*Stated goal*.
Give a verbatim copy of the lines below, minus the pictures.

______

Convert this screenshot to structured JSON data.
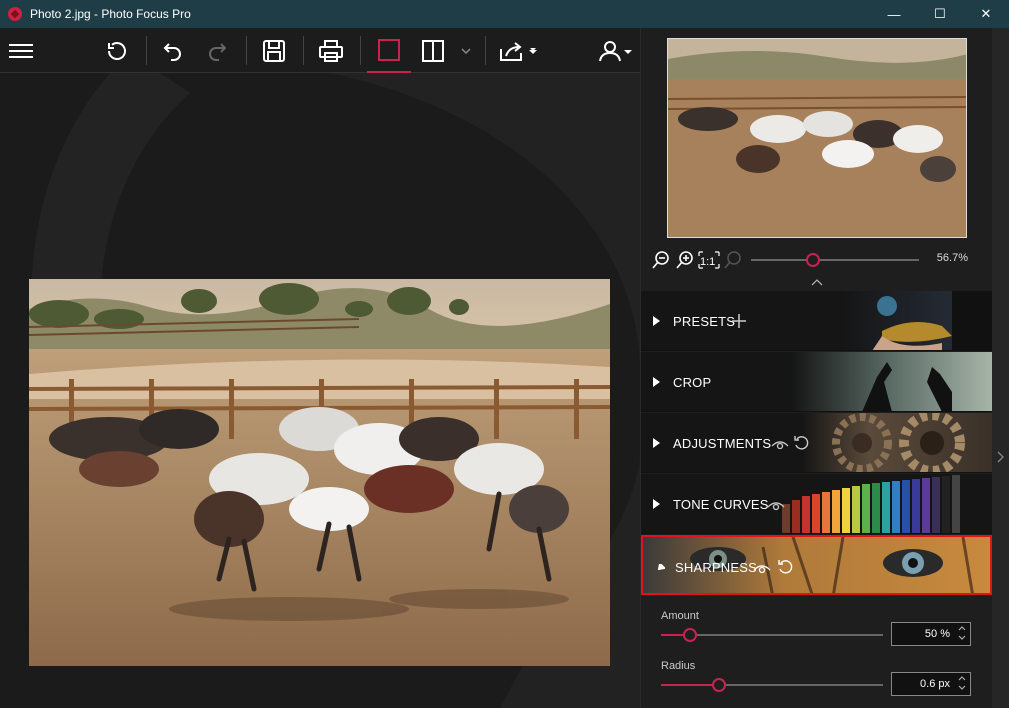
{
  "window": {
    "title": "Photo 2.jpg - Photo Focus Pro",
    "minimize": "—",
    "maximize": "☐",
    "close": "✕"
  },
  "toolbar": {
    "icons": [
      "hamburger-menu-icon",
      "undo-history-icon",
      "undo-icon",
      "redo-icon",
      "save-icon",
      "print-icon",
      "single-view-icon",
      "split-view-icon",
      "split-view-dropdown-icon",
      "share-icon",
      "user-account-icon"
    ]
  },
  "navigator": {
    "zoom_value": "56.7%",
    "zoom_level": 0.37
  },
  "sections": [
    {
      "label": "PRESETS",
      "expanded": false
    },
    {
      "label": "CROP",
      "expanded": false
    },
    {
      "label": "ADJUSTMENTS",
      "expanded": false
    },
    {
      "label": "TONE CURVES",
      "expanded": false
    },
    {
      "label": "SHARPNESS",
      "expanded": true
    }
  ],
  "sharpness": {
    "amount_label": "Amount",
    "amount_value": "50 %",
    "amount_level": 0.13,
    "radius_label": "Radius",
    "radius_value": "0.6 px",
    "radius_level": 0.26
  },
  "colors": {
    "accent": "#c8234f",
    "titlebar": "#1f3d47",
    "highlight": "#e2141a"
  }
}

______

*Final result*.
Convert this screenshot to structured JSON data.
{
  "window": {
    "title": "Photo 2.jpg - Photo Focus Pro",
    "minimize": "—",
    "maximize": "☐",
    "close": "✕"
  },
  "toolbar": {
    "icons": [
      "hamburger-menu-icon",
      "undo-history-icon",
      "undo-icon",
      "redo-icon",
      "save-icon",
      "print-icon",
      "single-view-icon",
      "split-view-icon",
      "split-view-dropdown-icon",
      "share-icon",
      "user-account-icon"
    ]
  },
  "navigator": {
    "zoom_value": "56.7%",
    "zoom_level": 0.37
  },
  "sections": [
    {
      "label": "PRESETS",
      "expanded": false
    },
    {
      "label": "CROP",
      "expanded": false
    },
    {
      "label": "ADJUSTMENTS",
      "expanded": false
    },
    {
      "label": "TONE CURVES",
      "expanded": false
    },
    {
      "label": "SHARPNESS",
      "expanded": true
    }
  ],
  "sharpness": {
    "amount_label": "Amount",
    "amount_value": "50 %",
    "amount_level": 0.13,
    "radius_label": "Radius",
    "radius_value": "0.6 px",
    "radius_level": 0.26
  },
  "colors": {
    "accent": "#c8234f",
    "titlebar": "#1f3d47",
    "highlight": "#e2141a"
  }
}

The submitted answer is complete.